BEGIN RECORDED INFORMATION
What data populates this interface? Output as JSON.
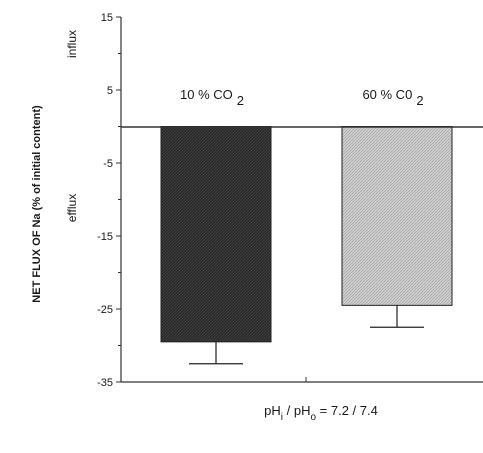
{
  "chart_data": {
    "type": "bar",
    "categories": [
      "10 % CO 2",
      "60 % C0 2"
    ],
    "category_label_parts": [
      {
        "main": "10 % CO",
        "sub": "2"
      },
      {
        "main": "60 % C0",
        "sub": "2"
      }
    ],
    "values": [
      -29.5,
      -24.5
    ],
    "error": [
      3.0,
      3.0
    ],
    "bar_colors": [
      "#2a2a2a",
      "#c8c8c8"
    ],
    "ylabel": "NET FLUX OF Na (% of initial content)",
    "ylim": [
      -35,
      15
    ],
    "yticks": [
      15,
      5,
      -5,
      -15,
      -25,
      -35
    ],
    "annotations": [
      "influx",
      "efflux"
    ],
    "xlabel_parts": {
      "p1": "pH",
      "s1": "i",
      "p2": " / pH",
      "s2": "o",
      "p3": " = 7.2 / 7.4"
    },
    "grid": false,
    "legend": "none"
  }
}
END RECORDED INFORMATION
### YOUR OBJECTIVE
Write the entries above out again exactly, but not the pictures.

### EXERCISE ANSWER
What data populates this interface? Output as JSON.
{
  "chart_data": {
    "type": "bar",
    "categories": [
      "10 % CO 2",
      "60 % C0 2"
    ],
    "category_label_parts": [
      {
        "main": "10 % CO",
        "sub": "2"
      },
      {
        "main": "60 % C0",
        "sub": "2"
      }
    ],
    "values": [
      -29.5,
      -24.5
    ],
    "error": [
      3.0,
      3.0
    ],
    "bar_colors": [
      "#2a2a2a",
      "#c8c8c8"
    ],
    "ylabel": "NET FLUX OF Na (% of initial content)",
    "ylim": [
      -35,
      15
    ],
    "yticks": [
      15,
      5,
      -5,
      -15,
      -25,
      -35
    ],
    "annotations": [
      "influx",
      "efflux"
    ],
    "xlabel_parts": {
      "p1": "pH",
      "s1": "i",
      "p2": " / pH",
      "s2": "o",
      "p3": " = 7.2 / 7.4"
    },
    "grid": false,
    "legend": "none"
  }
}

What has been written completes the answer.